▶ [EXERCISE DIRECTIONS] Output the entries below exactly as written, omitting pictures.
** START OF EXTRACTED INFORMATION **
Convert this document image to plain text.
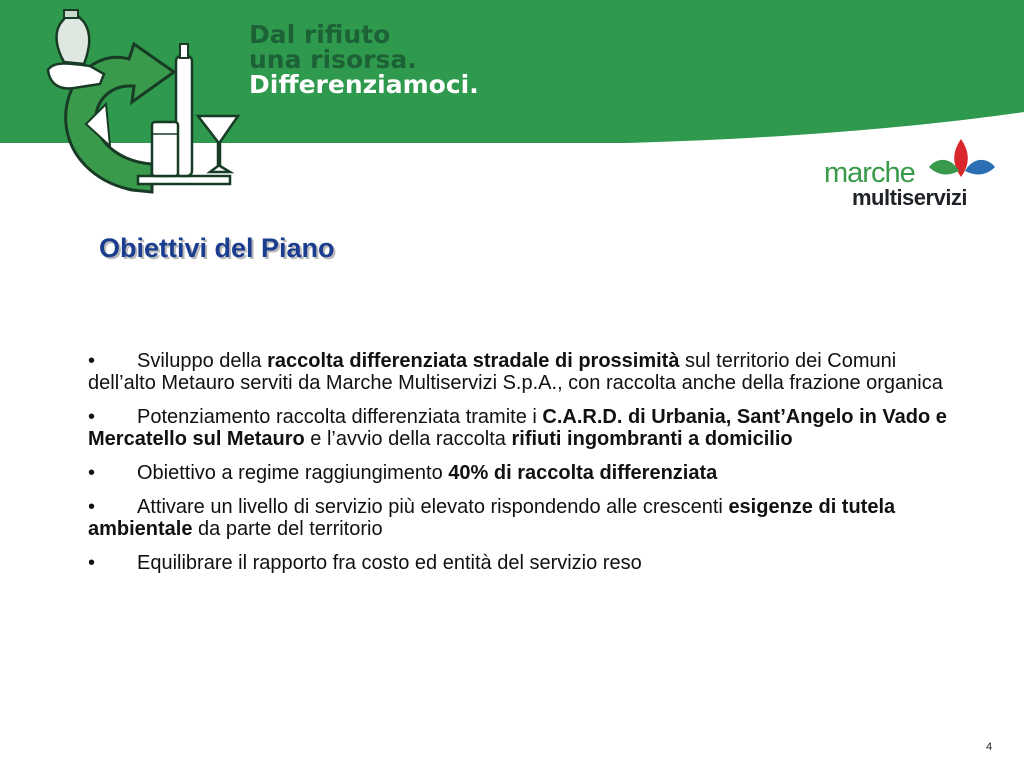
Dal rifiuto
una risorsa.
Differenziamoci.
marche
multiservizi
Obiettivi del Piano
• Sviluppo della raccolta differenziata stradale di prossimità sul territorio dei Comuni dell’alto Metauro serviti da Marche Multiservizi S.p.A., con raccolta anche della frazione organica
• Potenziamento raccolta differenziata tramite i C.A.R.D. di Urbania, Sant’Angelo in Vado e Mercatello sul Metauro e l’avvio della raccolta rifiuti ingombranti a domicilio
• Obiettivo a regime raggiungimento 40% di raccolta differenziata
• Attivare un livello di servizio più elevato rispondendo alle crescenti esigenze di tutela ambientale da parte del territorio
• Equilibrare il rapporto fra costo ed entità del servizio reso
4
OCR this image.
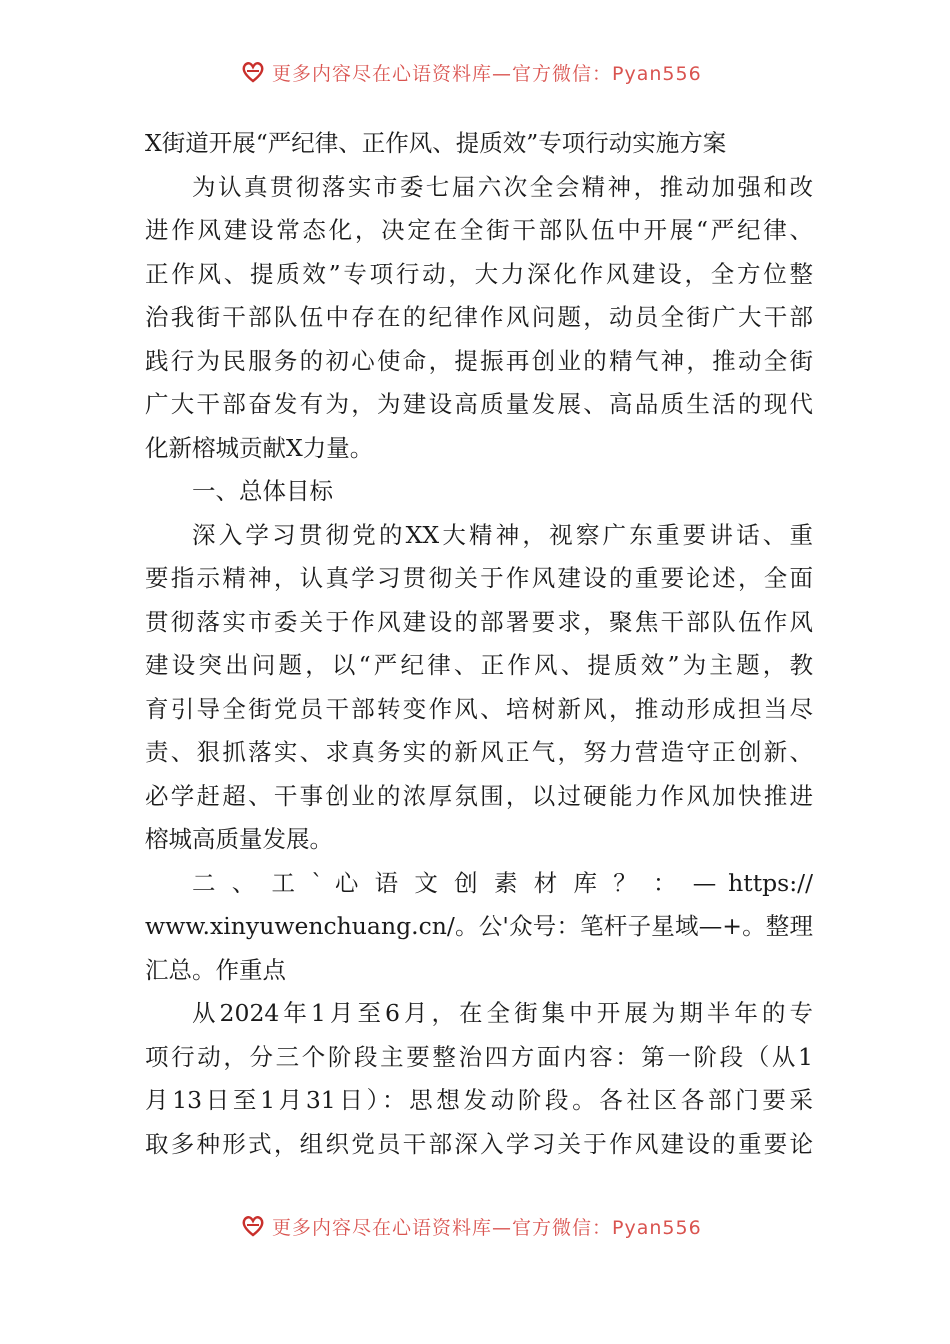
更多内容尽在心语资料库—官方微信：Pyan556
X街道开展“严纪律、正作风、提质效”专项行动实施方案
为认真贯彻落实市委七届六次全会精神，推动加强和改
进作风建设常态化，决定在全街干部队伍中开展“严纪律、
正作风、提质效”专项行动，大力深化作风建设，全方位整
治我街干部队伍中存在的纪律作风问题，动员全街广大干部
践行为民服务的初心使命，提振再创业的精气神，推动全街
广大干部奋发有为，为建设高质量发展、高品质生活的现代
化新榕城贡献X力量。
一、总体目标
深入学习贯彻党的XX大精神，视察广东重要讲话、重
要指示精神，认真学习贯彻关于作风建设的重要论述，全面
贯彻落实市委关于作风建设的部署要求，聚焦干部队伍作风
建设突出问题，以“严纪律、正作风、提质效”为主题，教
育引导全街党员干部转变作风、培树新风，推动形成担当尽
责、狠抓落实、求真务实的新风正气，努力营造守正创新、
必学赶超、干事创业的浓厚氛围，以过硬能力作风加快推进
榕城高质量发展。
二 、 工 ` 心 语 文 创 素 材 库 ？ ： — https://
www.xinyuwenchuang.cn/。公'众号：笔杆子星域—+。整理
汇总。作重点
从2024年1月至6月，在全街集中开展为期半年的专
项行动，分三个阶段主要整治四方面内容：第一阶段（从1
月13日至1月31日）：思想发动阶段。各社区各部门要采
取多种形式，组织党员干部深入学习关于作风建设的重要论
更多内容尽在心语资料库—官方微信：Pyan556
** END OF EXTRACTED INFORMATION **
▶ [FULL SOLUTION]
Convert this document image to plain text.
Dal rifiuto
una risorsa.
Differenziamoci.
marche
multiservizi
Obiettivi del Piano
• Sviluppo della raccolta differenziata stradale di prossimità sul territorio dei Comuni dell’alto Metauro serviti da Marche Multiservizi S.p.A., con raccolta anche della frazione organica
• Potenziamento raccolta differenziata tramite i C.A.R.D. di Urbania, Sant’Angelo in Vado e Mercatello sul Metauro e l’avvio della raccolta rifiuti ingombranti a domicilio
• Obiettivo a regime raggiungimento 40% di raccolta differenziata
• Attivare un livello di servizio più elevato rispondendo alle crescenti esigenze di tutela ambientale da parte del territorio
• Equilibrare il rapporto fra costo ed entità del servizio reso
4
OCR this image.
更多内容尽在心语资料库—官方微信：Pyan556
X街道开展“严纪律、正作风、提质效”专项行动实施方案
为认真贯彻落实市委七届六次全会精神，推动加强和改
进作风建设常态化，决定在全街干部队伍中开展“严纪律、
正作风、提质效”专项行动，大力深化作风建设，全方位整
治我街干部队伍中存在的纪律作风问题，动员全街广大干部
践行为民服务的初心使命，提振再创业的精气神，推动全街
广大干部奋发有为，为建设高质量发展、高品质生活的现代
化新榕城贡献X力量。
一、总体目标
深入学习贯彻党的XX大精神，视察广东重要讲话、重
要指示精神，认真学习贯彻关于作风建设的重要论述，全面
贯彻落实市委关于作风建设的部署要求，聚焦干部队伍作风
建设突出问题，以“严纪律、正作风、提质效”为主题，教
育引导全街党员干部转变作风、培树新风，推动形成担当尽
责、狠抓落实、求真务实的新风正气，努力营造守正创新、
必学赶超、干事创业的浓厚氛围，以过硬能力作风加快推进
榕城高质量发展。
二 、 工 ` 心 语 文 创 素 材 库 ？ ： — https://
www.xinyuwenchuang.cn/。公'众号：笔杆子星域—+。整理
汇总。作重点
从2024年1月至6月，在全街集中开展为期半年的专
项行动，分三个阶段主要整治四方面内容：第一阶段（从1
月13日至1月31日）：思想发动阶段。各社区各部门要采
取多种形式，组织党员干部深入学习关于作风建设的重要论
更多内容尽在心语资料库—官方微信：Pyan556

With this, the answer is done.